[Study material — start]
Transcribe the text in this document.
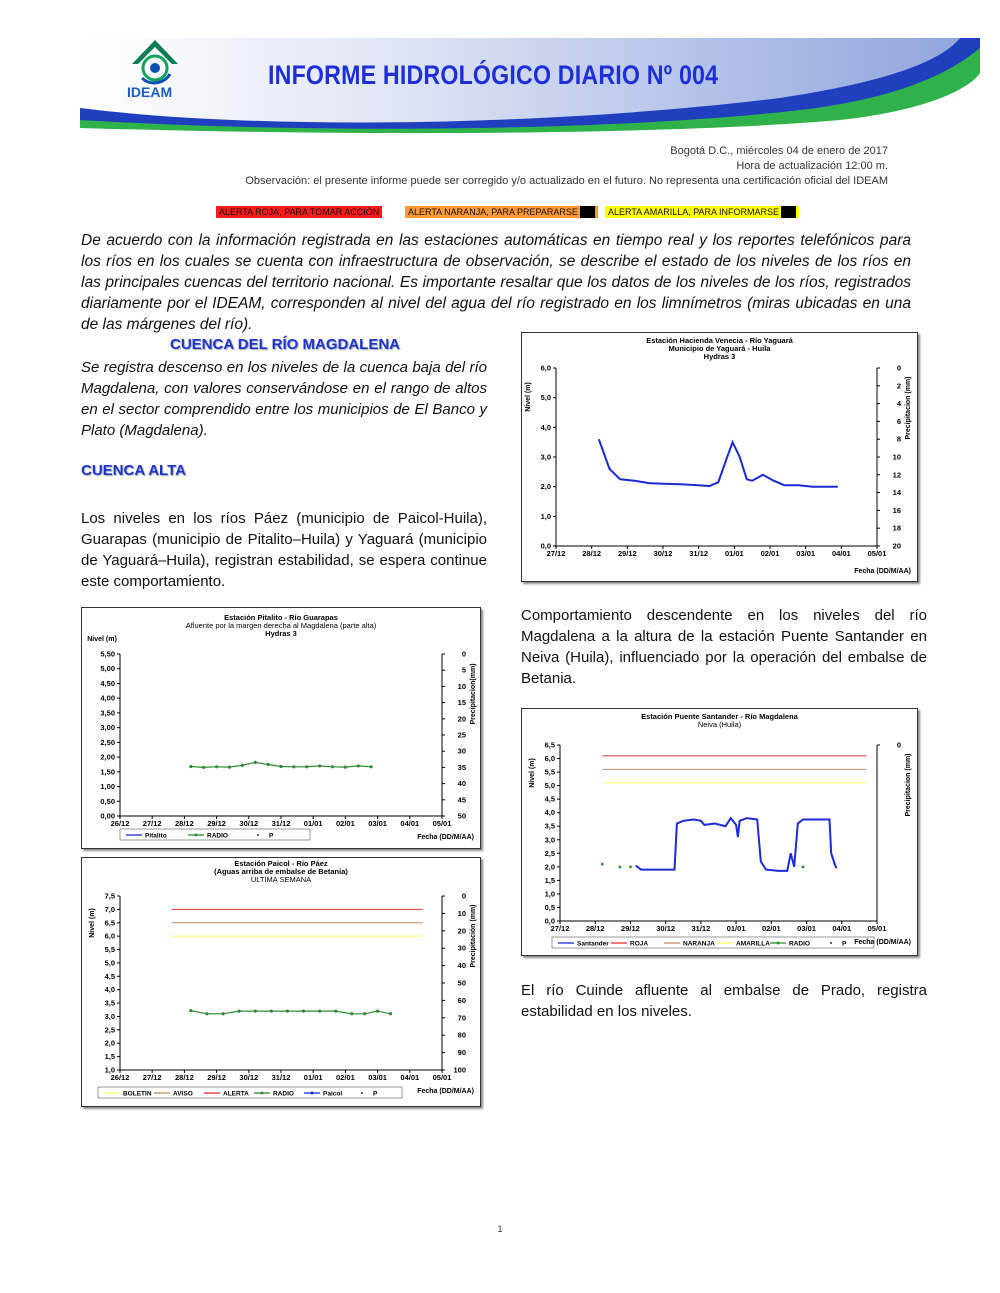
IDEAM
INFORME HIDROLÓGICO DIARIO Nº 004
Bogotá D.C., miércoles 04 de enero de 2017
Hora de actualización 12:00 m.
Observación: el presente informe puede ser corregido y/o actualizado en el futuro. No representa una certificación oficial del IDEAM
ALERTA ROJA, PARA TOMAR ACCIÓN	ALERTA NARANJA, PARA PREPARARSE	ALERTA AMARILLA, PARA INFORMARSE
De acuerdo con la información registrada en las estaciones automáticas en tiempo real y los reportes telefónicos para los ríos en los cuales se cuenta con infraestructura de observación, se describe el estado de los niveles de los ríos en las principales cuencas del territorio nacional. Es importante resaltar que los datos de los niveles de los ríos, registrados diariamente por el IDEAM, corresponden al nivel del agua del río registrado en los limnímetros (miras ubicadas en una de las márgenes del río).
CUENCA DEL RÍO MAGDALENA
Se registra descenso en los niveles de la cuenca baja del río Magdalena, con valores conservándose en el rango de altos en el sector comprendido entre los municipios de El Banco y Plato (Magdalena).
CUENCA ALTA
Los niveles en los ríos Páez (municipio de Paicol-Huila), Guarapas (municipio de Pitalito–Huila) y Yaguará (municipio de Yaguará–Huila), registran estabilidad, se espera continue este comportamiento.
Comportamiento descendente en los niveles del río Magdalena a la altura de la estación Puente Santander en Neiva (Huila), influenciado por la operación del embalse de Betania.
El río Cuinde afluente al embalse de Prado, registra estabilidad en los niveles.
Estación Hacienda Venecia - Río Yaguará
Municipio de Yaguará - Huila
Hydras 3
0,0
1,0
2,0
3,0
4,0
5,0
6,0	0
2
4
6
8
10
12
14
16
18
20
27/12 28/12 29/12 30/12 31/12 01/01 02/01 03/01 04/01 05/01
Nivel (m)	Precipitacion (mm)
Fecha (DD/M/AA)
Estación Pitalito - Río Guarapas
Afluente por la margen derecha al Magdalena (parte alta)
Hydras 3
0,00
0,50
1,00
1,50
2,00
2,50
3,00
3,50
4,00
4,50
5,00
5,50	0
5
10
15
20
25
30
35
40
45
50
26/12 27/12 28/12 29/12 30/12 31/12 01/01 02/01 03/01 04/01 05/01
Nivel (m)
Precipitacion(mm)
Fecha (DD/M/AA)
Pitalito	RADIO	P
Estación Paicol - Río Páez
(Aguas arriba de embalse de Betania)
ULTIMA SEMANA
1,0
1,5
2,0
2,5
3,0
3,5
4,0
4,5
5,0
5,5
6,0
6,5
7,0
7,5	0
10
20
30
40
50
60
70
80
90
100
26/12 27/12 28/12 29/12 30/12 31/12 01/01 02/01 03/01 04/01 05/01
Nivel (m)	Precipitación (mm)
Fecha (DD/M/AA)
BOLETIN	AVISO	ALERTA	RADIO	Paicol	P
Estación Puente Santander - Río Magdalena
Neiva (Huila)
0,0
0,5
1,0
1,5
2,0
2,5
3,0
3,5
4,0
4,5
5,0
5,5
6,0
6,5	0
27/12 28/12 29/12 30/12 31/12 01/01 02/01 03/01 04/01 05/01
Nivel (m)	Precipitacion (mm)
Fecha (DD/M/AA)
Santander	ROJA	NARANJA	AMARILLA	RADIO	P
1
[Study material — finish]
■ Problem details ■
Only the listing above, set down exactly and without pictures, belongs in the answer.

■ Answer section ■
Transcribe the text in this document.
IDEAM
INFORME HIDROLÓGICO DIARIO Nº 004
Bogotá D.C., miércoles 04 de enero de 2017
Hora de actualización 12:00 m.
Observación: el presente informe puede ser corregido y/o actualizado en el futuro. No representa una certificación oficial del IDEAM
ALERTA ROJA, PARA TOMAR ACCIÓN	ALERTA NARANJA, PARA PREPARARSE	ALERTA AMARILLA, PARA INFORMARSE
De acuerdo con la información registrada en las estaciones automáticas en tiempo real y los reportes telefónicos para los ríos en los cuales se cuenta con infraestructura de observación, se describe el estado de los niveles de los ríos en las principales cuencas del territorio nacional. Es importante resaltar que los datos de los niveles de los ríos, registrados diariamente por el IDEAM, corresponden al nivel del agua del río registrado en los limnímetros (miras ubicadas en una de las márgenes del río).
CUENCA DEL RÍO MAGDALENA
Se registra descenso en los niveles de la cuenca baja del río Magdalena, con valores conservándose en el rango de altos en el sector comprendido entre los municipios de El Banco y Plato (Magdalena).
CUENCA ALTA
Los niveles en los ríos Páez (municipio de Paicol-Huila), Guarapas (municipio de Pitalito–Huila) y Yaguará (municipio de Yaguará–Huila), registran estabilidad, se espera continue este comportamiento.
Comportamiento descendente en los niveles del río Magdalena a la altura de la estación Puente Santander en Neiva (Huila), influenciado por la operación del embalse de Betania.
El río Cuinde afluente al embalse de Prado, registra estabilidad en los niveles.
Estación Hacienda Venecia - Río Yaguará
Municipio de Yaguará - Huila
Hydras 3
0,0
1,0
2,0
3,0
4,0
5,0
6,0	0
2
4
6
8
10
12
14
16
18
20
27/12 28/12 29/12 30/12 31/12 01/01 02/01 03/01 04/01 05/01
Nivel (m)	Precipitacion (mm)
Fecha (DD/M/AA)
Estación Pitalito - Río Guarapas
Afluente por la margen derecha al Magdalena (parte alta)
Hydras 3
0,00
0,50
1,00
1,50
2,00
2,50
3,00
3,50
4,00
4,50
5,00
5,50	0
5
10
15
20
25
30
35
40
45
50
26/12 27/12 28/12 29/12 30/12 31/12 01/01 02/01 03/01 04/01 05/01
Nivel (m)
Precipitacion(mm)
Fecha (DD/M/AA)
Pitalito	RADIO	P
Estación Paicol - Río Páez
(Aguas arriba de embalse de Betania)
ULTIMA SEMANA
1,0
1,5
2,0
2,5
3,0
3,5
4,0
4,5
5,0
5,5
6,0
6,5
7,0
7,5	0
10
20
30
40
50
60
70
80
90
100
26/12 27/12 28/12 29/12 30/12 31/12 01/01 02/01 03/01 04/01 05/01
Nivel (m)	Precipitación (mm)
Fecha (DD/M/AA)
BOLETIN	AVISO	ALERTA	RADIO	Paicol	P
Estación Puente Santander - Río Magdalena
Neiva (Huila)
0,0
0,5
1,0
1,5
2,0
2,5
3,0
3,5
4,0
4,5
5,0
5,5
6,0
6,5	0
27/12 28/12 29/12 30/12 31/12 01/01 02/01 03/01 04/01 05/01
Nivel (m)	Precipitacion (mm)
Fecha (DD/M/AA)
Santander	ROJA	NARANJA	AMARILLA	RADIO	P
1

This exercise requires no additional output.